## Information shown
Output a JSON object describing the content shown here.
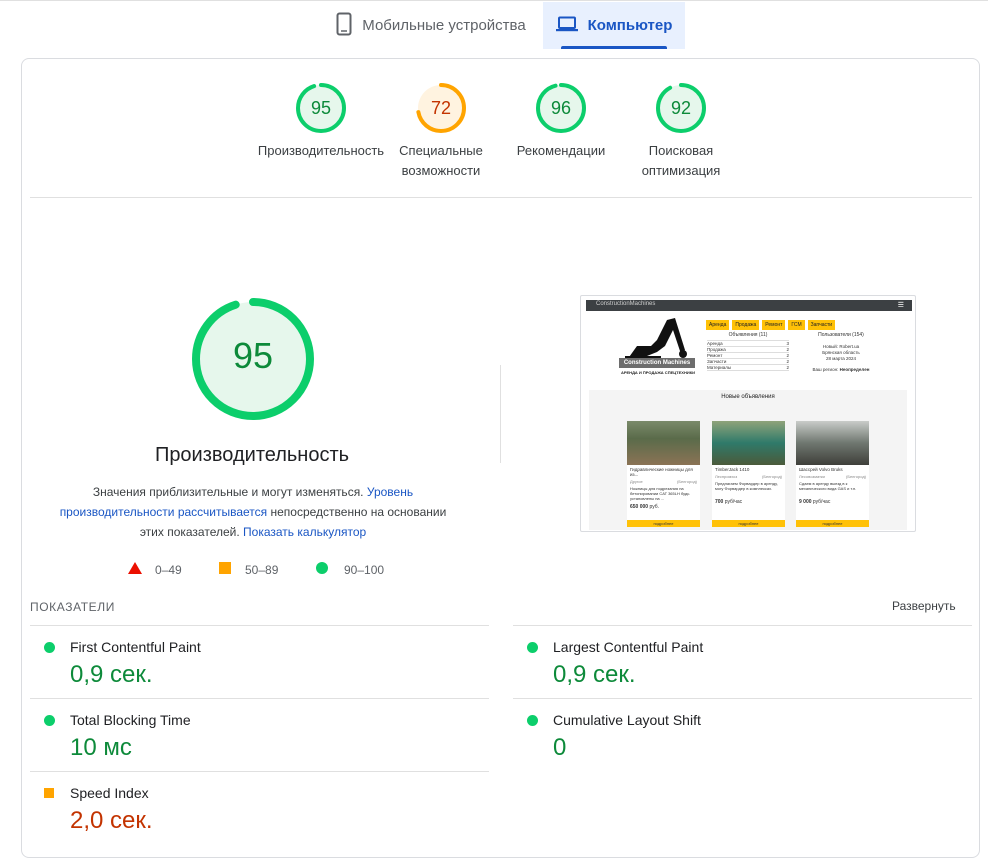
{
  "tabs": {
    "mobile_label": "Мобильные устройства",
    "desktop_label": "Компьютер"
  },
  "scores": [
    {
      "value": 95,
      "label1": "Производительность",
      "label2": "",
      "status": "good",
      "color": "#0cce6b"
    },
    {
      "value": 72,
      "label1": "Специальные",
      "label2": "возможности",
      "status": "average",
      "color": "#ffa400"
    },
    {
      "value": 96,
      "label1": "Рекомендации",
      "label2": "",
      "status": "good",
      "color": "#0cce6b"
    },
    {
      "value": 92,
      "label1": "Поисковая",
      "label2": "оптимизация",
      "status": "good",
      "color": "#0cce6b"
    }
  ],
  "performance": {
    "score": 95,
    "title": "Производительность",
    "desc_part1": "Значения приблизительные и могут изменяться.",
    "link1": "Уровень производительности рассчитывается",
    "desc_part2": "непосредственно на основании этих показателей.",
    "link2": "Показать калькулятор"
  },
  "legend": {
    "poor": "0–49",
    "average": "50–89",
    "good": "90–100"
  },
  "preview": {
    "site_name": "ConstructionMachines",
    "logo_text": "Construction Machines",
    "logo_sub": "АРЕНДА И ПРОДАЖА СПЕЦТЕХНИКИ",
    "nav": [
      "Аренда",
      "Продажа",
      "Ремонт",
      "ГСМ",
      "Запчасти"
    ],
    "ads_title": "Объявления (11)",
    "ads_list": [
      {
        "name": "Аренда",
        "count": "3"
      },
      {
        "name": "Продажа",
        "count": "2"
      },
      {
        "name": "Ремонт",
        "count": "2"
      },
      {
        "name": "Запчасти",
        "count": "2"
      },
      {
        "name": "Материалы",
        "count": "2"
      }
    ],
    "users_title": "Пользователи (154)",
    "users_line1": "Новый: Robert.ua",
    "users_line2": "Брянская область",
    "users_line3": "28 марта 2024",
    "region_label": "Ваш регион:",
    "region_value": "Неопределен",
    "new_ads_title": "Новые объявления",
    "cards": [
      {
        "title": "Гидравлические ножницы для из...",
        "category": "Другое",
        "condition": "(Белгород)",
        "desc": "Ножницы для подрезания на бетонировании CAT 365LH будь установлены на ...",
        "price": "650 000",
        "unit": "руб.",
        "button": "подробнее"
      },
      {
        "title": "TimberJack 1410",
        "category": "Леспромхоз",
        "condition": "(Белгород)",
        "desc": "Предлагаем Форвардер в аренду, могу Форвардер в комплексах.",
        "price": "700",
        "unit": "руб/час",
        "button": "подробнее"
      },
      {
        "title": "Шасcрей Volvo Bruks",
        "category": "Лесовозматки",
        "condition": "(Белгород)",
        "desc": "Сдаем в аренду выезд в к механического вида GAS и т.п.",
        "price": "9 000",
        "unit": "руб/час",
        "button": "подробнее"
      }
    ]
  },
  "metrics": {
    "section_title": "ПОКАЗАТЕЛИ",
    "expand_label": "Развернуть",
    "items": [
      {
        "name": "First Contentful Paint",
        "value": "0,9 сек.",
        "status": "good"
      },
      {
        "name": "Largest Contentful Paint",
        "value": "0,9 сек.",
        "status": "good"
      },
      {
        "name": "Total Blocking Time",
        "value": "10 мс",
        "status": "good"
      },
      {
        "name": "Cumulative Layout Shift",
        "value": "0",
        "status": "good"
      },
      {
        "name": "Speed Index",
        "value": "2,0 сек.",
        "status": "average"
      }
    ]
  },
  "colors": {
    "good": "#0cce6b",
    "average": "#ffa400",
    "poor": "#ff4e42",
    "accent": "#1a56c4"
  }
}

## What is needed
Go through the listing above and write it all out exactly, leaving out any picture.

## Reply
Output a JSON object describing the content shown here.
{
  "tabs": {
    "mobile_label": "Мобильные устройства",
    "desktop_label": "Компьютер"
  },
  "scores": [
    {
      "value": 95,
      "label1": "Производительность",
      "label2": "",
      "status": "good",
      "color": "#0cce6b"
    },
    {
      "value": 72,
      "label1": "Специальные",
      "label2": "возможности",
      "status": "average",
      "color": "#ffa400"
    },
    {
      "value": 96,
      "label1": "Рекомендации",
      "label2": "",
      "status": "good",
      "color": "#0cce6b"
    },
    {
      "value": 92,
      "label1": "Поисковая",
      "label2": "оптимизация",
      "status": "good",
      "color": "#0cce6b"
    }
  ],
  "performance": {
    "score": 95,
    "title": "Производительность",
    "desc_part1": "Значения приблизительные и могут изменяться.",
    "link1": "Уровень производительности рассчитывается",
    "desc_part2": "непосредственно на основании этих показателей.",
    "link2": "Показать калькулятор"
  },
  "legend": {
    "poor": "0–49",
    "average": "50–89",
    "good": "90–100"
  },
  "preview": {
    "site_name": "ConstructionMachines",
    "logo_text": "Construction Machines",
    "logo_sub": "АРЕНДА И ПРОДАЖА СПЕЦТЕХНИКИ",
    "nav": [
      "Аренда",
      "Продажа",
      "Ремонт",
      "ГСМ",
      "Запчасти"
    ],
    "ads_title": "Объявления (11)",
    "ads_list": [
      {
        "name": "Аренда",
        "count": "3"
      },
      {
        "name": "Продажа",
        "count": "2"
      },
      {
        "name": "Ремонт",
        "count": "2"
      },
      {
        "name": "Запчасти",
        "count": "2"
      },
      {
        "name": "Материалы",
        "count": "2"
      }
    ],
    "users_title": "Пользователи (154)",
    "users_line1": "Новый: Robert.ua",
    "users_line2": "Брянская область",
    "users_line3": "28 марта 2024",
    "region_label": "Ваш регион:",
    "region_value": "Неопределен",
    "new_ads_title": "Новые объявления",
    "cards": [
      {
        "title": "Гидравлические ножницы для из...",
        "category": "Другое",
        "condition": "(Белгород)",
        "desc": "Ножницы для подрезания на бетонировании CAT 365LH будь установлены на ...",
        "price": "650 000",
        "unit": "руб.",
        "button": "подробнее"
      },
      {
        "title": "TimberJack 1410",
        "category": "Леспромхоз",
        "condition": "(Белгород)",
        "desc": "Предлагаем Форвардер в аренду, могу Форвардер в комплексах.",
        "price": "700",
        "unit": "руб/час",
        "button": "подробнее"
      },
      {
        "title": "Шасcрей Volvo Bruks",
        "category": "Лесовозматки",
        "condition": "(Белгород)",
        "desc": "Сдаем в аренду выезд в к механического вида GAS и т.п.",
        "price": "9 000",
        "unit": "руб/час",
        "button": "подробнее"
      }
    ]
  },
  "metrics": {
    "section_title": "ПОКАЗАТЕЛИ",
    "expand_label": "Развернуть",
    "items": [
      {
        "name": "First Contentful Paint",
        "value": "0,9 сек.",
        "status": "good"
      },
      {
        "name": "Largest Contentful Paint",
        "value": "0,9 сек.",
        "status": "good"
      },
      {
        "name": "Total Blocking Time",
        "value": "10 мс",
        "status": "good"
      },
      {
        "name": "Cumulative Layout Shift",
        "value": "0",
        "status": "good"
      },
      {
        "name": "Speed Index",
        "value": "2,0 сек.",
        "status": "average"
      }
    ]
  },
  "colors": {
    "good": "#0cce6b",
    "average": "#ffa400",
    "poor": "#ff4e42",
    "accent": "#1a56c4"
  }
}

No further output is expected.